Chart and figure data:
= = = =

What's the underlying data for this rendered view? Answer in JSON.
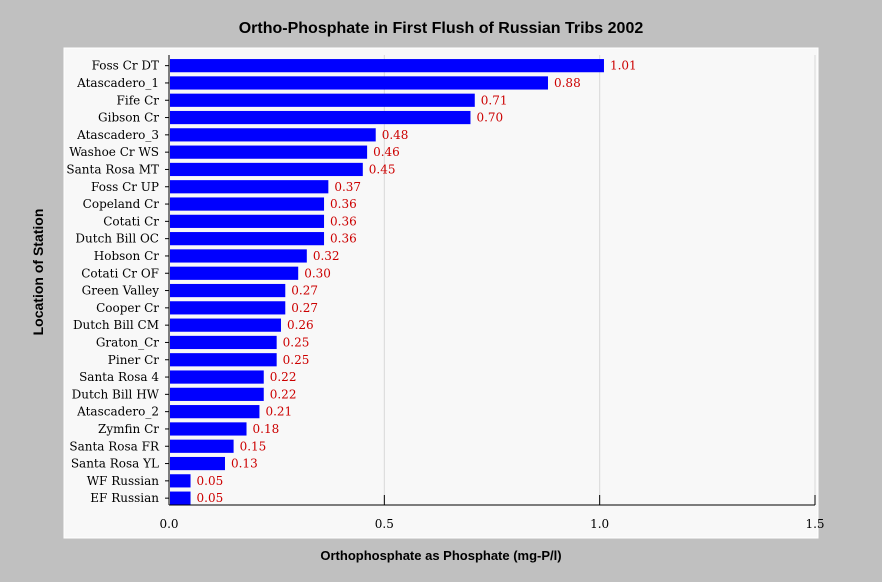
{
  "chart_data": {
    "type": "bar",
    "orientation": "horizontal",
    "title": "Ortho-Phosphate in First Flush of Russian Tribs 2002",
    "xlabel": "Orthophosphate as Phosphate (mg-P/l)",
    "ylabel": "Location of Station",
    "xlim": [
      0,
      1.5
    ],
    "xticks": [
      "0.0",
      "0.5",
      "1.0",
      "1.5"
    ],
    "grid": true,
    "bar_color": "#0000ff",
    "value_label_color": "#cc0000",
    "categories": [
      "Foss Cr DT",
      "Atascadero_1",
      "Fife Cr",
      "Gibson Cr",
      "Atascadero_3",
      "Washoe Cr WS",
      "Santa Rosa MT",
      "Foss Cr UP",
      "Copeland Cr",
      "Cotati Cr",
      "Dutch Bill OC",
      "Hobson Cr",
      "Cotati Cr OF",
      "Green Valley",
      "Cooper Cr",
      "Dutch Bill CM",
      "Graton_Cr",
      "Piner Cr",
      "Santa Rosa 4",
      "Dutch Bill HW",
      "Atascadero_2",
      "Zymfin Cr",
      "Santa Rosa FR",
      "Santa Rosa YL",
      "WF Russian",
      "EF Russian"
    ],
    "values": [
      1.01,
      0.88,
      0.71,
      0.7,
      0.48,
      0.46,
      0.45,
      0.37,
      0.36,
      0.36,
      0.36,
      0.32,
      0.3,
      0.27,
      0.27,
      0.26,
      0.25,
      0.25,
      0.22,
      0.22,
      0.21,
      0.18,
      0.15,
      0.13,
      0.05,
      0.05
    ],
    "value_labels": [
      "1.01",
      "0.88",
      "0.71",
      "0.70",
      "0.48",
      "0.46",
      "0.45",
      "0.37",
      "0.36",
      "0.36",
      "0.36",
      "0.32",
      "0.30",
      "0.27",
      "0.27",
      "0.26",
      "0.25",
      "0.25",
      "0.22",
      "0.22",
      "0.21",
      "0.18",
      "0.15",
      "0.13",
      "0.05",
      "0.05"
    ]
  }
}
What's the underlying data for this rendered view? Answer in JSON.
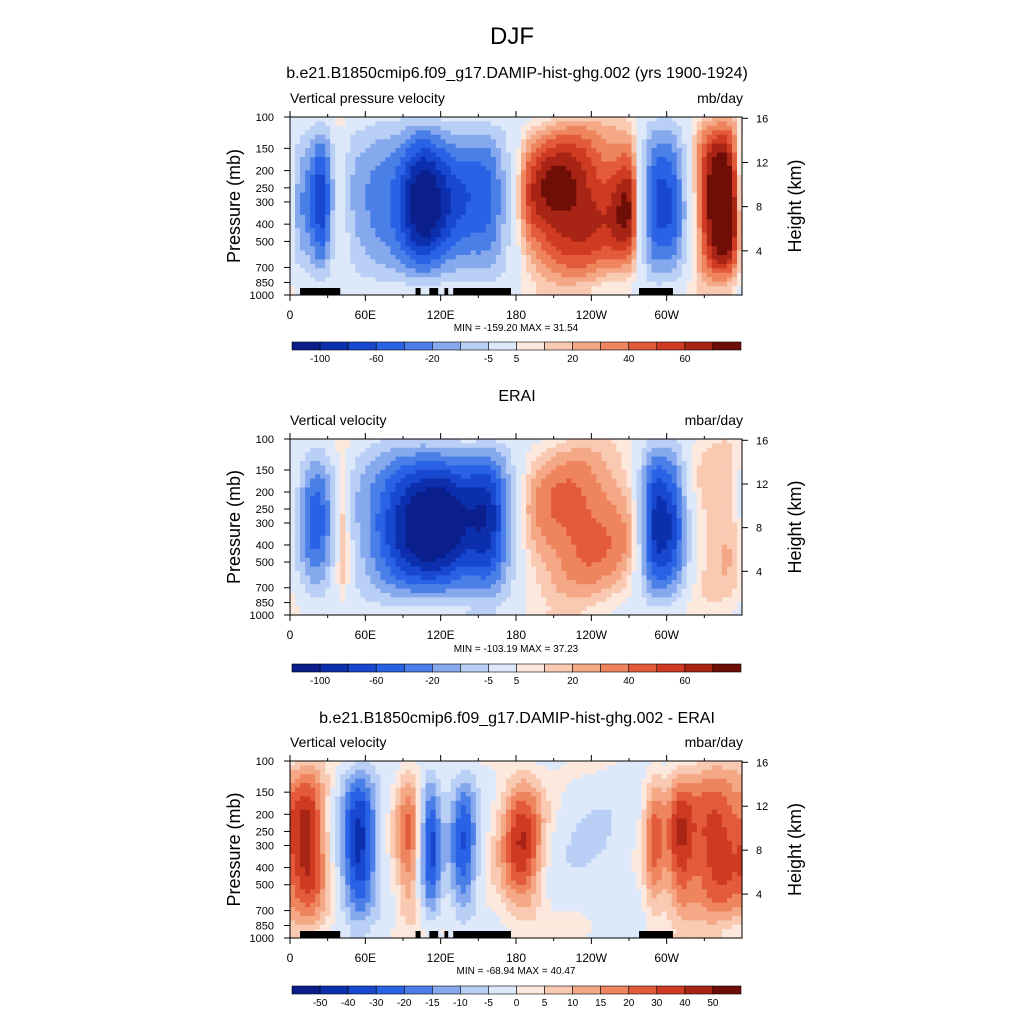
{
  "figure": {
    "title": "DJF"
  },
  "colors": {
    "scale_a": [
      "#0a1f8c",
      "#0c2fae",
      "#1848cf",
      "#2a62e6",
      "#4a7fe8",
      "#86a9ee",
      "#b9cff5",
      "#dde9fa",
      "#fde8dd",
      "#f9c9b2",
      "#f5a886",
      "#ee855f",
      "#e35b3a",
      "#cf3a22",
      "#a82414",
      "#6e0e07"
    ],
    "scale_b": [
      "#0a1f8c",
      "#0c2fae",
      "#1848cf",
      "#2a62e6",
      "#4a7fe8",
      "#86a9ee",
      "#b9cff5",
      "#dde9fa",
      "#fde8dd",
      "#f9c9b2",
      "#f5a886",
      "#ee855f",
      "#e35b3a",
      "#cf3a22",
      "#a82414",
      "#6e0e07"
    ],
    "land": "#000000"
  },
  "chart_data": [
    {
      "type": "heatmap",
      "title": "b.e21.B1850cmip6.f09_g17.DAMIP-hist-ghg.002 (yrs 1900-1924)",
      "left_label": "Vertical pressure velocity",
      "right_label": "mb/day",
      "ylabel": "Pressure (mb)",
      "y2label": "Height (km)",
      "x_ticks": [
        "0",
        "60E",
        "120E",
        "180",
        "120W",
        "60W"
      ],
      "x_tick_lon": [
        0,
        60,
        120,
        180,
        240,
        300
      ],
      "xlim": [
        0,
        360
      ],
      "y_ticks": [
        "100",
        "150",
        "200",
        "250",
        "300",
        "400",
        "500",
        "700",
        "850",
        "1000"
      ],
      "y_tick_p": [
        100,
        150,
        200,
        250,
        300,
        400,
        500,
        700,
        850,
        1000
      ],
      "ylim": [
        1000,
        100
      ],
      "y_log": true,
      "y2_ticks": [
        "4",
        "8",
        "12",
        "16"
      ],
      "y2_tick_km": [
        4,
        8,
        12,
        16
      ],
      "stats": "MIN = -159.20  MAX =  31.54",
      "min": -159.2,
      "max": 31.54,
      "colorbar_labels": [
        "-100",
        "-60",
        "-20",
        "-5",
        "5",
        "20",
        "40",
        "60"
      ],
      "colorbar_label_slots": [
        1,
        3,
        5,
        7,
        8,
        10,
        12,
        14
      ],
      "n_colors": 16,
      "zones": [
        {
          "lon": 10,
          "amp": -60,
          "w": 8
        },
        {
          "lon": 25,
          "amp": -90,
          "w": 6
        },
        {
          "lon": 40,
          "amp": 30,
          "w": 4
        },
        {
          "lon": 75,
          "amp": -70,
          "w": 25
        },
        {
          "lon": 105,
          "amp": -85,
          "w": 12
        },
        {
          "lon": 130,
          "amp": -90,
          "w": 20
        },
        {
          "lon": 160,
          "amp": -60,
          "w": 12
        },
        {
          "lon": 220,
          "amp": 30,
          "w": 35
        },
        {
          "lon": 275,
          "amp": 20,
          "w": 12
        },
        {
          "lon": 290,
          "amp": -95,
          "w": 8
        },
        {
          "lon": 305,
          "amp": -80,
          "w": 8
        },
        {
          "lon": 345,
          "amp": 40,
          "w": 15
        }
      ],
      "land": [
        [
          8,
          40
        ],
        [
          100,
          104
        ],
        [
          111,
          118
        ],
        [
          123,
          126
        ],
        [
          130,
          176
        ],
        [
          278,
          305
        ]
      ]
    },
    {
      "type": "heatmap",
      "title": "ERAI",
      "left_label": "Vertical velocity",
      "right_label": "mbar/day",
      "ylabel": "Pressure (mb)",
      "y2label": "Height (km)",
      "x_ticks": [
        "0",
        "60E",
        "120E",
        "180",
        "120W",
        "60W"
      ],
      "x_tick_lon": [
        0,
        60,
        120,
        180,
        240,
        300
      ],
      "xlim": [
        0,
        360
      ],
      "y_ticks": [
        "100",
        "150",
        "200",
        "250",
        "300",
        "400",
        "500",
        "700",
        "850",
        "1000"
      ],
      "y_tick_p": [
        100,
        150,
        200,
        250,
        300,
        400,
        500,
        700,
        850,
        1000
      ],
      "ylim": [
        1000,
        100
      ],
      "y_log": true,
      "y2_ticks": [
        "4",
        "8",
        "12",
        "16"
      ],
      "y2_tick_km": [
        4,
        8,
        12,
        16
      ],
      "stats": "MIN = -103.19  MAX =  37.23",
      "min": -103.19,
      "max": 37.23,
      "colorbar_labels": [
        "-100",
        "-60",
        "-20",
        "-5",
        "5",
        "20",
        "40",
        "60"
      ],
      "colorbar_label_slots": [
        1,
        3,
        5,
        7,
        8,
        10,
        12,
        14
      ],
      "n_colors": 16,
      "zones": [
        {
          "lon": 20,
          "amp": -55,
          "w": 10
        },
        {
          "lon": 42,
          "amp": 25,
          "w": 5
        },
        {
          "lon": 90,
          "amp": -60,
          "w": 28
        },
        {
          "lon": 125,
          "amp": -75,
          "w": 25
        },
        {
          "lon": 160,
          "amp": -55,
          "w": 12
        },
        {
          "lon": 230,
          "amp": 22,
          "w": 35
        },
        {
          "lon": 290,
          "amp": -75,
          "w": 8
        },
        {
          "lon": 305,
          "amp": -60,
          "w": 8
        },
        {
          "lon": 345,
          "amp": 10,
          "w": 15
        }
      ],
      "land": []
    },
    {
      "type": "heatmap",
      "title": "b.e21.B1850cmip6.f09_g17.DAMIP-hist-ghg.002 - ERAI",
      "left_label": "Vertical velocity",
      "right_label": "mbar/day",
      "ylabel": "Pressure (mb)",
      "y2label": "Height (km)",
      "x_ticks": [
        "0",
        "60E",
        "120E",
        "180",
        "120W",
        "60W"
      ],
      "x_tick_lon": [
        0,
        60,
        120,
        180,
        240,
        300
      ],
      "xlim": [
        0,
        360
      ],
      "y_ticks": [
        "100",
        "150",
        "200",
        "250",
        "300",
        "400",
        "500",
        "700",
        "850",
        "1000"
      ],
      "y_tick_p": [
        100,
        150,
        200,
        250,
        300,
        400,
        500,
        700,
        850,
        1000
      ],
      "ylim": [
        1000,
        100
      ],
      "y_log": true,
      "y2_ticks": [
        "4",
        "8",
        "12",
        "16"
      ],
      "y2_tick_km": [
        4,
        8,
        12,
        16
      ],
      "stats": "MIN = -68.94  MAX =  40.47",
      "min": -68.94,
      "max": 40.47,
      "colorbar_labels": [
        "-50",
        "-40",
        "-30",
        "-20",
        "-15",
        "-10",
        "-5",
        "0",
        "5",
        "10",
        "15",
        "20",
        "30",
        "40",
        "50"
      ],
      "colorbar_label_slots": [
        1,
        2,
        3,
        4,
        5,
        6,
        7,
        8,
        9,
        10,
        11,
        12,
        13,
        14,
        15
      ],
      "n_colors": 16,
      "zones": [
        {
          "lon": 15,
          "amp": 30,
          "w": 10
        },
        {
          "lon": 55,
          "amp": -55,
          "w": 10
        },
        {
          "lon": 95,
          "amp": 20,
          "w": 8
        },
        {
          "lon": 112,
          "amp": -45,
          "w": 6
        },
        {
          "lon": 138,
          "amp": -40,
          "w": 8
        },
        {
          "lon": 185,
          "amp": 28,
          "w": 12
        },
        {
          "lon": 240,
          "amp": -8,
          "w": 25
        },
        {
          "lon": 290,
          "amp": 20,
          "w": 6
        },
        {
          "lon": 310,
          "amp": 22,
          "w": 8
        },
        {
          "lon": 340,
          "amp": 30,
          "w": 18
        }
      ],
      "land": [
        [
          8,
          40
        ],
        [
          100,
          104
        ],
        [
          111,
          118
        ],
        [
          123,
          126
        ],
        [
          130,
          176
        ],
        [
          278,
          305
        ]
      ]
    }
  ]
}
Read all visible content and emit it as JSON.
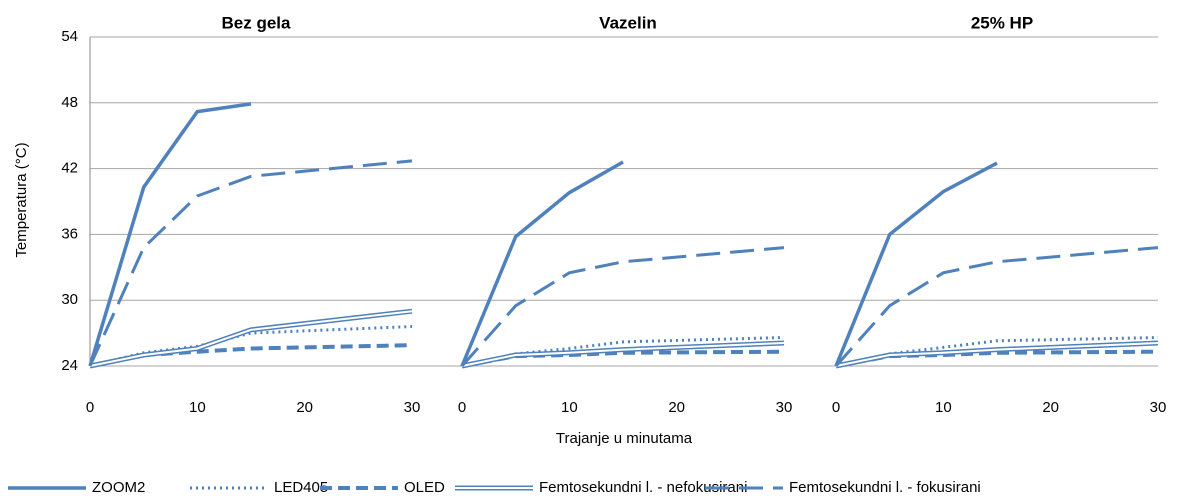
{
  "chart_data": {
    "type": "line",
    "ylabel": "Temperatura (°C)",
    "xlabel": "Trajanje u minutama",
    "ylim": [
      24,
      54
    ],
    "yticks": [
      24,
      30,
      36,
      42,
      48,
      54
    ],
    "xlim": [
      0,
      30
    ],
    "xticks": [
      0,
      10,
      20,
      30
    ],
    "grid": true,
    "legend": "bottom",
    "x": [
      0,
      5,
      10,
      15,
      30
    ],
    "series": [
      {
        "name": "ZOOM2",
        "color": "#4f81bd",
        "style": "solid"
      },
      {
        "name": "LED405",
        "color": "#4f81bd",
        "style": "dotted"
      },
      {
        "name": "OLED",
        "color": "#4f81bd",
        "style": "dashed"
      },
      {
        "name": "Femtosekundni l. - nefokusirani",
        "color": "#4f81bd",
        "style": "double"
      },
      {
        "name": "Femtosekundni l. - fokusirani",
        "color": "#4f81bd",
        "style": "long-dash"
      }
    ],
    "panels": [
      {
        "title": "Bez gela",
        "values": [
          [
            24,
            40.3,
            47.2,
            47.9,
            null
          ],
          [
            24,
            25.2,
            25.8,
            27.0,
            27.6
          ],
          [
            24,
            25.0,
            25.3,
            25.6,
            25.9
          ],
          [
            24,
            25.0,
            25.6,
            27.3,
            29.0
          ],
          [
            24,
            34.8,
            39.5,
            41.3,
            42.7
          ]
        ]
      },
      {
        "title": "Vazelin",
        "values": [
          [
            24,
            35.8,
            39.8,
            42.6,
            null
          ],
          [
            24,
            25.1,
            25.6,
            26.2,
            26.6
          ],
          [
            24,
            24.9,
            25.0,
            25.2,
            25.3
          ],
          [
            24,
            25.0,
            25.2,
            25.5,
            26.1
          ],
          [
            24,
            29.5,
            32.5,
            33.5,
            34.8
          ]
        ]
      },
      {
        "title": "25% HP",
        "values": [
          [
            24,
            36.0,
            39.9,
            42.5,
            null
          ],
          [
            24,
            25.1,
            25.7,
            26.3,
            26.6
          ],
          [
            24,
            24.9,
            25.0,
            25.2,
            25.3
          ],
          [
            24,
            25.0,
            25.2,
            25.5,
            26.1
          ],
          [
            24,
            29.5,
            32.5,
            33.5,
            34.8
          ]
        ]
      }
    ]
  }
}
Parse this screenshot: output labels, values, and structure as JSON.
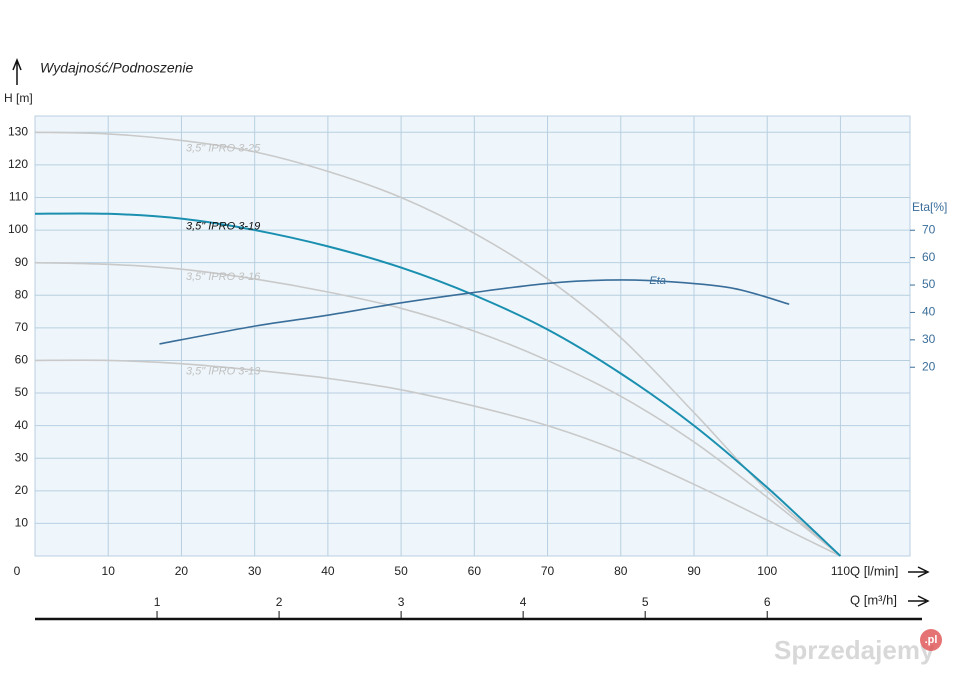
{
  "chart_data": {
    "type": "line",
    "title": "Wydajność/Podnoszenie",
    "y_label": "H [m]",
    "y2_label": "Eta[%]",
    "x_label": "Q  [l/min]",
    "x2_label": "Q  [m³/h]",
    "xlim": [
      0,
      119.5
    ],
    "xticks": [
      0,
      10,
      20,
      30,
      40,
      50,
      60,
      70,
      80,
      90,
      100,
      110
    ],
    "x2lim": [
      0,
      7.17
    ],
    "x2ticks": [
      1,
      2,
      3,
      4,
      5,
      6
    ],
    "ylim": [
      0,
      135
    ],
    "yticks": [
      10,
      20,
      30,
      40,
      50,
      60,
      70,
      80,
      90,
      100,
      110,
      120,
      130
    ],
    "y2lim": [
      -48.9,
      111.7
    ],
    "y2ticks": [
      20,
      30,
      40,
      50,
      60,
      70
    ],
    "grid": true,
    "series": [
      {
        "name": "3,5\" IPRO 3-25",
        "color": "#c9c9c9",
        "x": [
          0,
          10,
          20,
          30,
          40,
          50,
          60,
          70,
          80,
          90,
          100,
          110
        ],
        "values": [
          130,
          129.5,
          127.5,
          124,
          118,
          110,
          99,
          85,
          67,
          44,
          20,
          0
        ]
      },
      {
        "name": "3,5\" IPRO 3-16",
        "color": "#c9c9c9",
        "x": [
          0,
          10,
          20,
          30,
          40,
          50,
          60,
          70,
          80,
          90,
          100,
          110
        ],
        "values": [
          90,
          89.5,
          88,
          85,
          81,
          76,
          69,
          60,
          49,
          35,
          18,
          0
        ]
      },
      {
        "name": "3,5\" IPRO 3-13",
        "color": "#c9c9c9",
        "x": [
          0,
          10,
          20,
          30,
          40,
          50,
          60,
          70,
          80,
          90,
          100,
          110
        ],
        "values": [
          60,
          60,
          59,
          57,
          54.5,
          51,
          46,
          40,
          32,
          22,
          11,
          0
        ]
      },
      {
        "name": "3,5\" IPRO 3-19",
        "color": "#1a8fb0",
        "x": [
          0,
          10,
          20,
          30,
          40,
          50,
          60,
          70,
          80,
          90,
          100,
          110
        ],
        "values": [
          105,
          105,
          103.5,
          100,
          95,
          88.5,
          80,
          69.5,
          56,
          40,
          21,
          0
        ]
      },
      {
        "name": "Eta",
        "color": "#3a6e9a",
        "axis": "y2",
        "x": [
          17,
          30,
          40,
          50,
          60,
          70,
          78,
          85,
          95,
          103
        ],
        "values": [
          28.5,
          35,
          39,
          43.5,
          47.3,
          50.6,
          51.8,
          51.5,
          49,
          43
        ]
      }
    ]
  },
  "watermark": "Sprzedajemy",
  "watermark_badge": ".pl"
}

= = = =

Exercise details →
Gather every line containing the word "DAMIP" and copy it.

Written answer →
      "title": "b.e21.B1850cmip6.f09_g17.DAMIP-hist-ghg.002 (yrs 1900-1924)",
      "title": "b.e21.B1850cmip6.f09_g17.DAMIP-hist-ghg.002 - ERAI",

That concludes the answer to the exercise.